:: What you have to do ::
Please write out the material below exactly as given.
— begin Data in this exercise —
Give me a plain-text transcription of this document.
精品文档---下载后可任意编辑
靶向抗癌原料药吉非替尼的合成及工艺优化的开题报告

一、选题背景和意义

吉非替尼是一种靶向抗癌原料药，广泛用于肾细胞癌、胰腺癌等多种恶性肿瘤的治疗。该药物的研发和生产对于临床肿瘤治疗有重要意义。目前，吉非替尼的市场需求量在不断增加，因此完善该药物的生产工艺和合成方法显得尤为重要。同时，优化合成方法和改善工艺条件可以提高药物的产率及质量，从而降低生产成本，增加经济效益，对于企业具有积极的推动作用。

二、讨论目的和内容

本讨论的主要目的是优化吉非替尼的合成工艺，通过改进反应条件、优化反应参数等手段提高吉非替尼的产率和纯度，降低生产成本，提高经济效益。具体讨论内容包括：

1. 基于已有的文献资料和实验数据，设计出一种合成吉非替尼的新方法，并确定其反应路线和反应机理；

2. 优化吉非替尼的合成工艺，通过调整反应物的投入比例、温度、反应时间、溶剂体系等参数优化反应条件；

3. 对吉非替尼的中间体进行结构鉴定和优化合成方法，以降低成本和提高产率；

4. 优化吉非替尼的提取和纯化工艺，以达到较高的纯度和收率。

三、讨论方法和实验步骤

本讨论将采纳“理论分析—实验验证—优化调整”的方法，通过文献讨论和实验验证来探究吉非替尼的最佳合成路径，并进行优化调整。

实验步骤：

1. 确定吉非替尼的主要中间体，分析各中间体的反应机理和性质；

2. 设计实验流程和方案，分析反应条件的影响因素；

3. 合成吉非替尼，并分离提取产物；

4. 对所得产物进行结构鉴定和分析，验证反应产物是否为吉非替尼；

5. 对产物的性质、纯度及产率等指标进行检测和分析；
— end Data in this exercise —
:: Written answer ::
Give me a plain-text transcription of this document.
精品文档---下载后可任意编辑
靶向抗癌原料药吉非替尼的合成及工艺优化的开题报告

一、选题背景和意义

吉非替尼是一种靶向抗癌原料药，广泛用于肾细胞癌、胰腺癌等多种恶性肿瘤的治疗。该药物的研发和生产对于临床肿瘤治疗有重要意义。目前，吉非替尼的市场需求量在不断增加，因此完善该药物的生产工艺和合成方法显得尤为重要。同时，优化合成方法和改善工艺条件可以提高药物的产率及质量，从而降低生产成本，增加经济效益，对于企业具有积极的推动作用。

二、讨论目的和内容

本讨论的主要目的是优化吉非替尼的合成工艺，通过改进反应条件、优化反应参数等手段提高吉非替尼的产率和纯度，降低生产成本，提高经济效益。具体讨论内容包括：

1. 基于已有的文献资料和实验数据，设计出一种合成吉非替尼的新方法，并确定其反应路线和反应机理；

2. 优化吉非替尼的合成工艺，通过调整反应物的投入比例、温度、反应时间、溶剂体系等参数优化反应条件；

3. 对吉非替尼的中间体进行结构鉴定和优化合成方法，以降低成本和提高产率；

4. 优化吉非替尼的提取和纯化工艺，以达到较高的纯度和收率。

三、讨论方法和实验步骤

本讨论将采纳“理论分析—实验验证—优化调整”的方法，通过文献讨论和实验验证来探究吉非替尼的最佳合成路径，并进行优化调整。

实验步骤：

1. 确定吉非替尼的主要中间体，分析各中间体的反应机理和性质；

2. 设计实验流程和方案，分析反应条件的影响因素；

3. 合成吉非替尼，并分离提取产物；

4. 对所得产物进行结构鉴定和分析，验证反应产物是否为吉非替尼；

5. 对产物的性质、纯度及产率等指标进行检测和分析；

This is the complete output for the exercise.